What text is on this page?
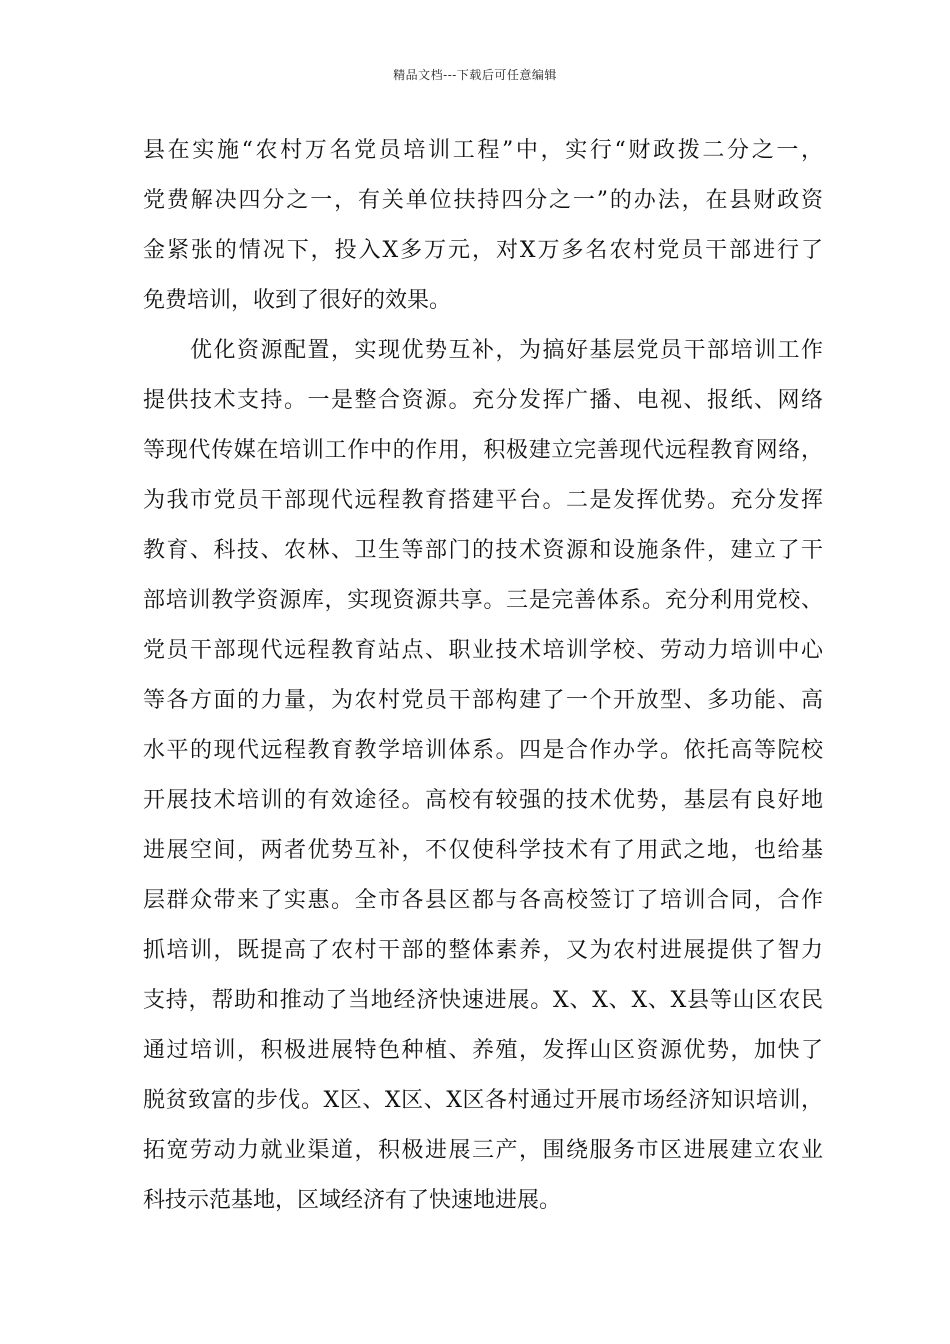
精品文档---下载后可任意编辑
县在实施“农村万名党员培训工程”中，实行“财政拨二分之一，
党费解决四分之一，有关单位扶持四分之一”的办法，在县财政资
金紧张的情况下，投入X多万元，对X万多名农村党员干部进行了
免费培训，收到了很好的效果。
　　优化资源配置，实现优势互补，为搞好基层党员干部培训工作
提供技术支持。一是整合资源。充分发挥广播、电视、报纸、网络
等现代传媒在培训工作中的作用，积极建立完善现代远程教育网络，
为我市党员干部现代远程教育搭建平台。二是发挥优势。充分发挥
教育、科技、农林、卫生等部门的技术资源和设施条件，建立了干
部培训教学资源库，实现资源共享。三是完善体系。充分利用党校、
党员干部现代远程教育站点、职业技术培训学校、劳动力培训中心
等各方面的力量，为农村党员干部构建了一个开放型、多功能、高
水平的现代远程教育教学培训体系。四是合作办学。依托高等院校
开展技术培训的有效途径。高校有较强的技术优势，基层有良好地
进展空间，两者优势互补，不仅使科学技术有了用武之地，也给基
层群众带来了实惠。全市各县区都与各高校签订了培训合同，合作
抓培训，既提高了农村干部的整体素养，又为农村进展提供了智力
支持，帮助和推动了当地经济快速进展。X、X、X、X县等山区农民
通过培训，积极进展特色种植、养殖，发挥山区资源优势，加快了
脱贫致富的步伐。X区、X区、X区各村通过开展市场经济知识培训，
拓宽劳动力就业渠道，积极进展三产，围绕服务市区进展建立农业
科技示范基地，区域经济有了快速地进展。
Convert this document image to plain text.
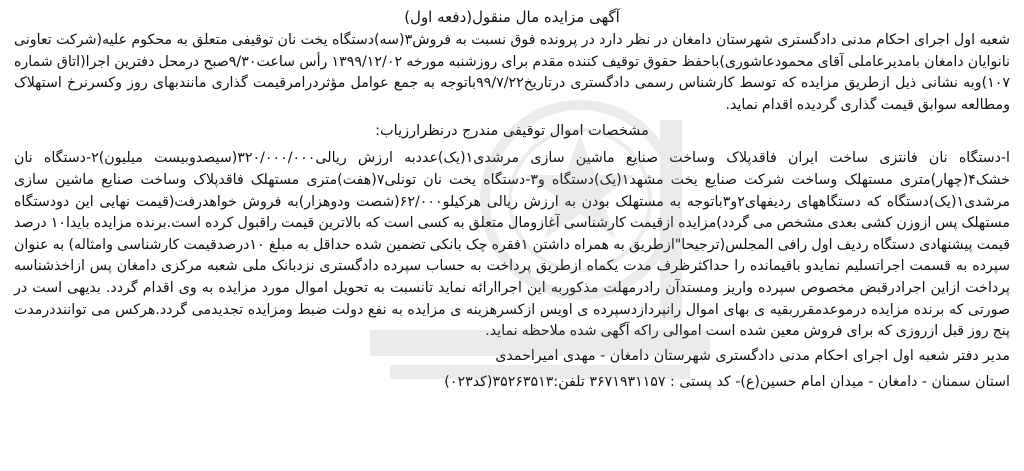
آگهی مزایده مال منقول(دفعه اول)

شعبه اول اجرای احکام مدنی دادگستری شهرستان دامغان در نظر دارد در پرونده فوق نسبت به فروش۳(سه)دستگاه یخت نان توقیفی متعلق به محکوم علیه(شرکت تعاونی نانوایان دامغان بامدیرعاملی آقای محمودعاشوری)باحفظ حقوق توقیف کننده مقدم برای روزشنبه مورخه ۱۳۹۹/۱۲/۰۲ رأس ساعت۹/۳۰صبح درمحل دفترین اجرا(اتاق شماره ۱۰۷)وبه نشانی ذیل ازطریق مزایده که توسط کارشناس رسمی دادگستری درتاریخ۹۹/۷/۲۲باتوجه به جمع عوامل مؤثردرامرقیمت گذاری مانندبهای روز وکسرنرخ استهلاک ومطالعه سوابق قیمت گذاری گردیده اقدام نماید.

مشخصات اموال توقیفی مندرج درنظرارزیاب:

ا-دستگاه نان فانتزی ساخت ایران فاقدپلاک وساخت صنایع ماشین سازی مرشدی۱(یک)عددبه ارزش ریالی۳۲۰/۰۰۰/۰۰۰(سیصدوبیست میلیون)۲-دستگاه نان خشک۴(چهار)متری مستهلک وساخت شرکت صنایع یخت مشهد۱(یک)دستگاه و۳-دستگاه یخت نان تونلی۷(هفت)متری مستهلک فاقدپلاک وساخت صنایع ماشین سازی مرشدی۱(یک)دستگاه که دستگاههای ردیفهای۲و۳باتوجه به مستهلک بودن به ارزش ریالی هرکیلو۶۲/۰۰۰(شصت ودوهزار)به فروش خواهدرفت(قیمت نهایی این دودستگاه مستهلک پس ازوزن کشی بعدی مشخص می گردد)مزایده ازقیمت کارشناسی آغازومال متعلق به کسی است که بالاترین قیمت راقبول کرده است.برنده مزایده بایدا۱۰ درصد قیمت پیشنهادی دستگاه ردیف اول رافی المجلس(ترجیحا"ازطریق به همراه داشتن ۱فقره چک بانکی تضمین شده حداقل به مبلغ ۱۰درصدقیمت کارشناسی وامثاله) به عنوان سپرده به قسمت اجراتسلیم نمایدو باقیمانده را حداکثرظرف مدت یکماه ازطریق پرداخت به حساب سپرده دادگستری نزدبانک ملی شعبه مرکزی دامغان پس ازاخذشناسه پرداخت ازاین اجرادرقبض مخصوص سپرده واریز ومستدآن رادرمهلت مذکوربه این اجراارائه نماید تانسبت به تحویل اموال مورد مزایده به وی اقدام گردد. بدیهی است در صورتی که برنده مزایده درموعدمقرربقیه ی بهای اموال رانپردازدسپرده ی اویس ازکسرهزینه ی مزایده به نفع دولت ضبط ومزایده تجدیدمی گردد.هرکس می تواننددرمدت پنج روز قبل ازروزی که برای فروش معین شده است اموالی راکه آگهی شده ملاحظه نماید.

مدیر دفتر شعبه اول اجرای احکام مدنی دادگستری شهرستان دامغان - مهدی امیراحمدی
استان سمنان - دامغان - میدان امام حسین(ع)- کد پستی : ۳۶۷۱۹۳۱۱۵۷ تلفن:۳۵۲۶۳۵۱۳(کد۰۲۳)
========================
● Instructions for the task
Repeat the material above verbatim, with no pictures in the output.

● Finished answer
What text is on this page?
精品文档---下载后可任意编辑
县在实施“农村万名党员培训工程”中，实行“财政拨二分之一，
党费解决四分之一，有关单位扶持四分之一”的办法，在县财政资
金紧张的情况下，投入X多万元，对X万多名农村党员干部进行了
免费培训，收到了很好的效果。
　　优化资源配置，实现优势互补，为搞好基层党员干部培训工作
提供技术支持。一是整合资源。充分发挥广播、电视、报纸、网络
等现代传媒在培训工作中的作用，积极建立完善现代远程教育网络，
为我市党员干部现代远程教育搭建平台。二是发挥优势。充分发挥
教育、科技、农林、卫生等部门的技术资源和设施条件，建立了干
部培训教学资源库，实现资源共享。三是完善体系。充分利用党校、
党员干部现代远程教育站点、职业技术培训学校、劳动力培训中心
等各方面的力量，为农村党员干部构建了一个开放型、多功能、高
水平的现代远程教育教学培训体系。四是合作办学。依托高等院校
开展技术培训的有效途径。高校有较强的技术优势，基层有良好地
进展空间，两者优势互补，不仅使科学技术有了用武之地，也给基
层群众带来了实惠。全市各县区都与各高校签订了培训合同，合作
抓培训，既提高了农村干部的整体素养，又为农村进展提供了智力
支持，帮助和推动了当地经济快速进展。X、X、X、X县等山区农民
通过培训，积极进展特色种植、养殖，发挥山区资源优势，加快了
脱贫致富的步伐。X区、X区、X区各村通过开展市场经济知识培训，
拓宽劳动力就业渠道，积极进展三产，围绕服务市区进展建立农业
科技示范基地，区域经济有了快速地进展。
Convert this document image to plain text.
آگهی مزایده مال منقول(دفعه اول)

شعبه اول اجرای احکام مدنی دادگستری شهرستان دامغان در نظر دارد در پرونده فوق نسبت به فروش۳(سه)دستگاه یخت نان توقیفی متعلق به محکوم علیه(شرکت تعاونی نانوایان دامغان بامدیرعاملی آقای محمودعاشوری)باحفظ حقوق توقیف کننده مقدم برای روزشنبه مورخه ۱۳۹۹/۱۲/۰۲ رأس ساعت۹/۳۰صبح درمحل دفترین اجرا(اتاق شماره ۱۰۷)وبه نشانی ذیل ازطریق مزایده که توسط کارشناس رسمی دادگستری درتاریخ۹۹/۷/۲۲باتوجه به جمع عوامل مؤثردرامرقیمت گذاری مانندبهای روز وکسرنرخ استهلاک ومطالعه سوابق قیمت گذاری گردیده اقدام نماید.

مشخصات اموال توقیفی مندرج درنظرارزیاب:

ا-دستگاه نان فانتزی ساخت ایران فاقدپلاک وساخت صنایع ماشین سازی مرشدی۱(یک)عددبه ارزش ریالی۳۲۰/۰۰۰/۰۰۰(سیصدوبیست میلیون)۲-دستگاه نان خشک۴(چهار)متری مستهلک وساخت شرکت صنایع یخت مشهد۱(یک)دستگاه و۳-دستگاه یخت نان تونلی۷(هفت)متری مستهلک فاقدپلاک وساخت صنایع ماشین سازی مرشدی۱(یک)دستگاه که دستگاههای ردیفهای۲و۳باتوجه به مستهلک بودن به ارزش ریالی هرکیلو۶۲/۰۰۰(شصت ودوهزار)به فروش خواهدرفت(قیمت نهایی این دودستگاه مستهلک پس ازوزن کشی بعدی مشخص می گردد)مزایده ازقیمت کارشناسی آغازومال متعلق به کسی است که بالاترین قیمت راقبول کرده است.برنده مزایده بایدا۱۰ درصد قیمت پیشنهادی دستگاه ردیف اول رافی المجلس(ترجیحا"ازطریق به همراه داشتن ۱فقره چک بانکی تضمین شده حداقل به مبلغ ۱۰درصدقیمت کارشناسی وامثاله) به عنوان سپرده به قسمت اجراتسلیم نمایدو باقیمانده را حداکثرظرف مدت یکماه ازطریق پرداخت به حساب سپرده دادگستری نزدبانک ملی شعبه مرکزی دامغان پس ازاخذشناسه پرداخت ازاین اجرادرقبض مخصوص سپرده واریز ومستدآن رادرمهلت مذکوربه این اجراارائه نماید تانسبت به تحویل اموال مورد مزایده به وی اقدام گردد. بدیهی است در صورتی که برنده مزایده درموعدمقرربقیه ی بهای اموال رانپردازدسپرده ی اویس ازکسرهزینه ی مزایده به نفع دولت ضبط ومزایده تجدیدمی گردد.هرکس می تواننددرمدت پنج روز قبل ازروزی که برای فروش معین شده است اموالی راکه آگهی شده ملاحظه نماید.

مدیر دفتر شعبه اول اجرای احکام مدنی دادگستری شهرستان دامغان - مهدی امیراحمدی
استان سمنان - دامغان - میدان امام حسین(ع)- کد پستی : ۳۶۷۱۹۳۱۱۵۷ تلفن:۳۵۲۶۳۵۱۳(کد۰۲۳)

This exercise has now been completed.